____ Data to process

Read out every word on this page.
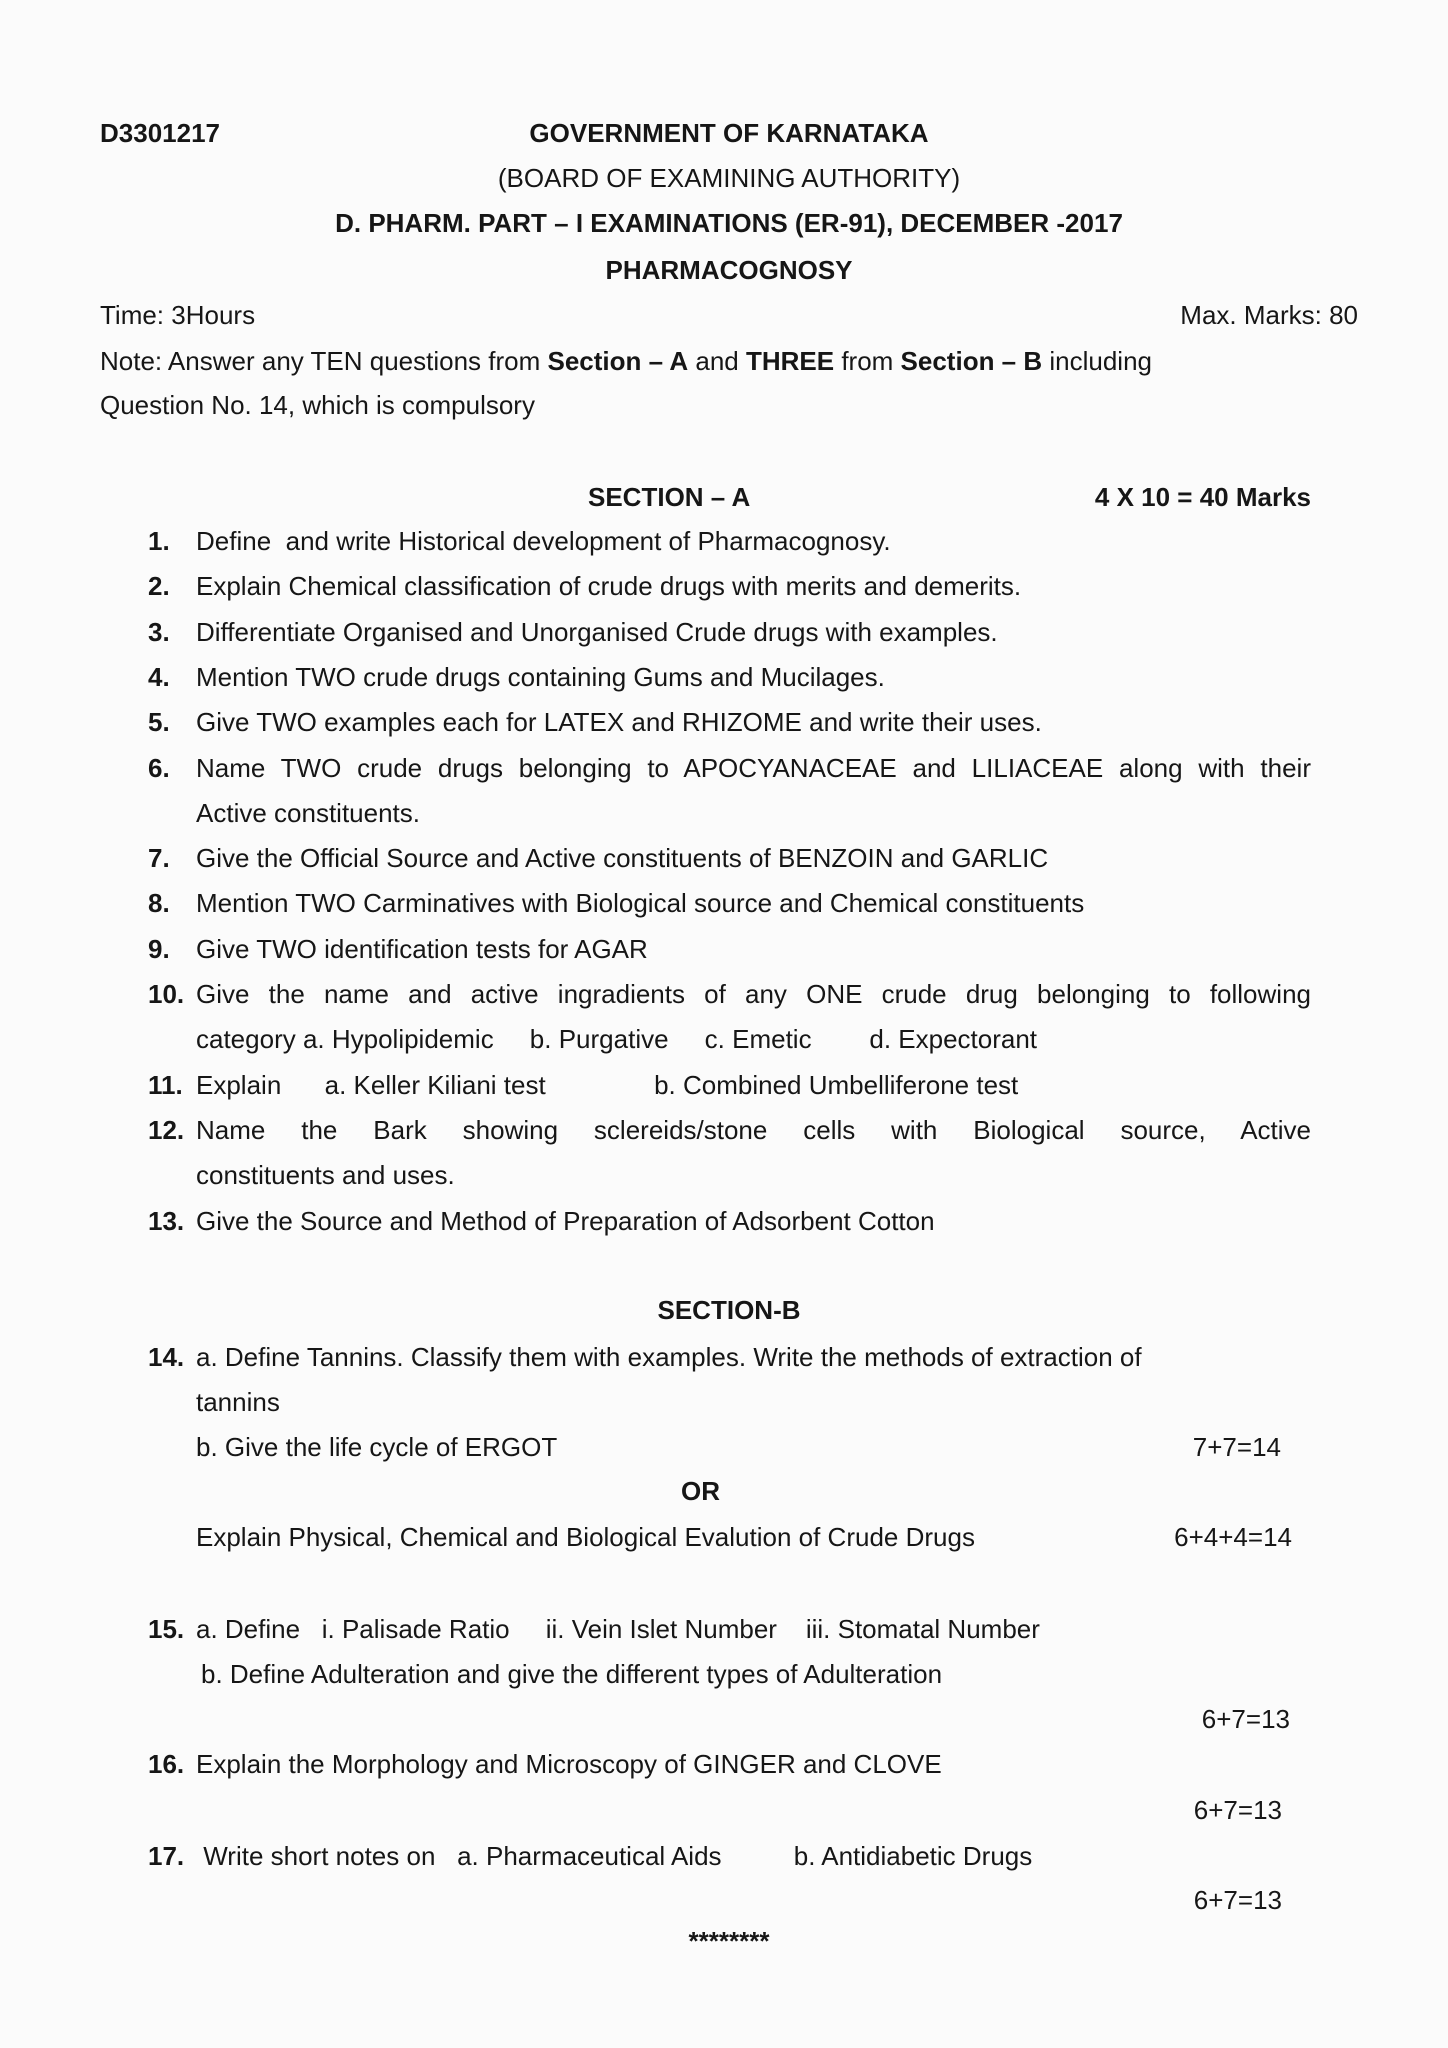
D3301217	GOVERNMENT OF KARNATAKA
(BOARD OF EXAMINING AUTHORITY)
D. PHARM. PART – I EXAMINATIONS (ER-91), DECEMBER -2017
PHARMACOGNOSY
Time: 3Hours	Max. Marks: 80
Note: Answer any TEN questions from Section – A and THREE from Section – B including
Question No. 14, which is compulsory
SECTION – A	4 X 10 = 40 Marks
1. Define  and write Historical development of Pharmacognosy.
2. Explain Chemical classification of crude drugs with merits and demerits.
3. Differentiate Organised and Unorganised Crude drugs with examples.
4. Mention TWO crude drugs containing Gums and Mucilages.
5. Give TWO examples each for LATEX and RHIZOME and write their uses.
6. Name TWO crude drugs belonging to APOCYANACEAE and LILIACEAE along with their
Active constituents.
7. Give the Official Source and Active constituents of BENZOIN and GARLIC
8. Mention TWO Carminatives with Biological source and Chemical constituents
9. Give TWO identification tests for AGAR
10. Give the name and active ingradients of any ONE crude drug belonging to following
category a. Hypolipidemic     b. Purgative     c. Emetic        d. Expectorant
11. Explain      a. Keller Kiliani test               b. Combined Umbelliferone test
12. Name the Bark showing sclereids/stone cells with Biological source, Active
constituents and uses.
13. Give the Source and Method of Preparation of Adsorbent Cotton
SECTION-B
14. a. Define Tannins. Classify them with examples. Write the methods of extraction of
tannins
b. Give the life cycle of ERGOT	7+7=14
OR
Explain Physical, Chemical and Biological Evalution of Crude Drugs	6+4+4=14
15. a. Define   i. Palisade Ratio     ii. Vein Islet Number    iii. Stomatal Number
b. Define Adulteration and give the different types of Adulteration
6+7=13
16. Explain the Morphology and Microscopy of GINGER and CLOVE
6+7=13
17. Write short notes on   a. Pharmaceutical Aids          b. Antidiabetic Drugs
6+7=13
********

________

When you copy the data, keep every line exact and drop the pictures.

Read out every word on this page.
D3301217	GOVERNMENT OF KARNATAKA
(BOARD OF EXAMINING AUTHORITY)
D. PHARM. PART – I EXAMINATIONS (ER-91), DECEMBER -2017
PHARMACOGNOSY
Time: 3Hours	Max. Marks: 80
Note: Answer any TEN questions from Section – A and THREE from Section – B including
Question No. 14, which is compulsory
SECTION – A	4 X 10 = 40 Marks
1. Define  and write Historical development of Pharmacognosy.
2. Explain Chemical classification of crude drugs with merits and demerits.
3. Differentiate Organised and Unorganised Crude drugs with examples.
4. Mention TWO crude drugs containing Gums and Mucilages.
5. Give TWO examples each for LATEX and RHIZOME and write their uses.
6. Name TWO crude drugs belonging to APOCYANACEAE and LILIACEAE along with their
Active constituents.
7. Give the Official Source and Active constituents of BENZOIN and GARLIC
8. Mention TWO Carminatives with Biological source and Chemical constituents
9. Give TWO identification tests for AGAR
10. Give the name and active ingradients of any ONE crude drug belonging to following
category a. Hypolipidemic     b. Purgative     c. Emetic        d. Expectorant
11. Explain      a. Keller Kiliani test               b. Combined Umbelliferone test
12. Name the Bark showing sclereids/stone cells with Biological source, Active
constituents and uses.
13. Give the Source and Method of Preparation of Adsorbent Cotton
SECTION-B
14. a. Define Tannins. Classify them with examples. Write the methods of extraction of
tannins
b. Give the life cycle of ERGOT	7+7=14
OR
Explain Physical, Chemical and Biological Evalution of Crude Drugs	6+4+4=14
15. a. Define   i. Palisade Ratio     ii. Vein Islet Number    iii. Stomatal Number
b. Define Adulteration and give the different types of Adulteration
6+7=13
16. Explain the Morphology and Microscopy of GINGER and CLOVE
6+7=13
17. Write short notes on   a. Pharmaceutical Aids          b. Antidiabetic Drugs
6+7=13
********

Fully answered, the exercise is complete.